What is being asked >> Write out each line exactly as it stands, please.

Data for this task >>
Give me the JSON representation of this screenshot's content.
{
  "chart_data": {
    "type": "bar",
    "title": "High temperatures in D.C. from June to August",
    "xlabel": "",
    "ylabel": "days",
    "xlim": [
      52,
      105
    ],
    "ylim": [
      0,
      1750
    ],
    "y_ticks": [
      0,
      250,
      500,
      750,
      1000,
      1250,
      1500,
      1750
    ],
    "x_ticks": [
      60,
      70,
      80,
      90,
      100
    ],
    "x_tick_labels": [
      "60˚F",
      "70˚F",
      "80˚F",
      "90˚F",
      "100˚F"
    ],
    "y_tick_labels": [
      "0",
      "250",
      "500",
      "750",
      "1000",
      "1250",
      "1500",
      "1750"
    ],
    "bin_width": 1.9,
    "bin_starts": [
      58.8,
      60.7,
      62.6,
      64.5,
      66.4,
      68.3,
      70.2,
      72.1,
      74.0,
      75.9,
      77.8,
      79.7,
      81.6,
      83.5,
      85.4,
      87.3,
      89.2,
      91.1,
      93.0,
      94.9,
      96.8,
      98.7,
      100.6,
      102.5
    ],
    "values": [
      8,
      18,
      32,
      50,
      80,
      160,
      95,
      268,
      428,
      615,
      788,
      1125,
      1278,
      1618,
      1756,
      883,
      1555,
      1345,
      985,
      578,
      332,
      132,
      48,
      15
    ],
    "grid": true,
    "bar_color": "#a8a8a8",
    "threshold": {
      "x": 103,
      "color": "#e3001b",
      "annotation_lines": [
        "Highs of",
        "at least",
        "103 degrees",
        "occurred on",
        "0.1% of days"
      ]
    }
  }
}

Written answer >>
Give me the JSON representation of this screenshot's content.
{
  "chart_data": {
    "type": "bar",
    "title": "High temperatures in D.C. from June to August",
    "xlabel": "",
    "ylabel": "days",
    "xlim": [
      52,
      105
    ],
    "ylim": [
      0,
      1750
    ],
    "y_ticks": [
      0,
      250,
      500,
      750,
      1000,
      1250,
      1500,
      1750
    ],
    "x_ticks": [
      60,
      70,
      80,
      90,
      100
    ],
    "x_tick_labels": [
      "60˚F",
      "70˚F",
      "80˚F",
      "90˚F",
      "100˚F"
    ],
    "y_tick_labels": [
      "0",
      "250",
      "500",
      "750",
      "1000",
      "1250",
      "1500",
      "1750"
    ],
    "bin_width": 1.9,
    "bin_starts": [
      58.8,
      60.7,
      62.6,
      64.5,
      66.4,
      68.3,
      70.2,
      72.1,
      74.0,
      75.9,
      77.8,
      79.7,
      81.6,
      83.5,
      85.4,
      87.3,
      89.2,
      91.1,
      93.0,
      94.9,
      96.8,
      98.7,
      100.6,
      102.5
    ],
    "values": [
      8,
      18,
      32,
      50,
      80,
      160,
      95,
      268,
      428,
      615,
      788,
      1125,
      1278,
      1618,
      1756,
      883,
      1555,
      1345,
      985,
      578,
      332,
      132,
      48,
      15
    ],
    "grid": true,
    "bar_color": "#a8a8a8",
    "threshold": {
      "x": 103,
      "color": "#e3001b",
      "annotation_lines": [
        "Highs of",
        "at least",
        "103 degrees",
        "occurred on",
        "0.1% of days"
      ]
    }
  }
}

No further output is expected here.